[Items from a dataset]
_ _ _ _
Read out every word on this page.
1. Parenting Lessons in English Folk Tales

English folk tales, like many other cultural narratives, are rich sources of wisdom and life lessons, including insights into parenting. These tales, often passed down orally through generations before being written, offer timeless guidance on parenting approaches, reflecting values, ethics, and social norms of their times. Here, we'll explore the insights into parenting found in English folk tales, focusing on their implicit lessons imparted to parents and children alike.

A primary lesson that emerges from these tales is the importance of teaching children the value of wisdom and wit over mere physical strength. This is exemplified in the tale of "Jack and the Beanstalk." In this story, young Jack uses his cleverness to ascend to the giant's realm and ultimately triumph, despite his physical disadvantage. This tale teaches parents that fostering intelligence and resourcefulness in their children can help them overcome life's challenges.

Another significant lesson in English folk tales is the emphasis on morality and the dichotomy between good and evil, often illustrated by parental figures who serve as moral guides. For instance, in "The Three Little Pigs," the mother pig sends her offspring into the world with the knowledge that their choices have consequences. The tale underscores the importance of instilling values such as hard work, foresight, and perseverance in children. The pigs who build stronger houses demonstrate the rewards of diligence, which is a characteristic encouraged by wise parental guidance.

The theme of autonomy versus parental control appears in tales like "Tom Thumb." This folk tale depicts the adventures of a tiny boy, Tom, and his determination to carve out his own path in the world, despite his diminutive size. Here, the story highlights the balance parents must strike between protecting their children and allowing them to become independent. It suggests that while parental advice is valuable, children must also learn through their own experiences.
_ _ _ _
[Requirement]: Repeat the records exactly, including every line.

[Answer below]:
Read out every word on this page.
1. Parenting Lessons in English Folk Tales

English folk tales, like many other cultural narratives, are rich sources of wisdom and life lessons, including insights into parenting. These tales, often passed down orally through generations before being written, offer timeless guidance on parenting approaches, reflecting values, ethics, and social norms of their times. Here, we'll explore the insights into parenting found in English folk tales, focusing on their implicit lessons imparted to parents and children alike.

A primary lesson that emerges from these tales is the importance of teaching children the value of wisdom and wit over mere physical strength. This is exemplified in the tale of "Jack and the Beanstalk." In this story, young Jack uses his cleverness to ascend to the giant's realm and ultimately triumph, despite his physical disadvantage. This tale teaches parents that fostering intelligence and resourcefulness in their children can help them overcome life's challenges.

Another significant lesson in English folk tales is the emphasis on morality and the dichotomy between good and evil, often illustrated by parental figures who serve as moral guides. For instance, in "The Three Little Pigs," the mother pig sends her offspring into the world with the knowledge that their choices have consequences. The tale underscores the importance of instilling values such as hard work, foresight, and perseverance in children. The pigs who build stronger houses demonstrate the rewards of diligence, which is a characteristic encouraged by wise parental guidance.

The theme of autonomy versus parental control appears in tales like "Tom Thumb." This folk tale depicts the adventures of a tiny boy, Tom, and his determination to carve out his own path in the world, despite his diminutive size. Here, the story highlights the balance parents must strike between protecting their children and allowing them to become independent. It suggests that while parental advice is valuable, children must also learn through their own experiences.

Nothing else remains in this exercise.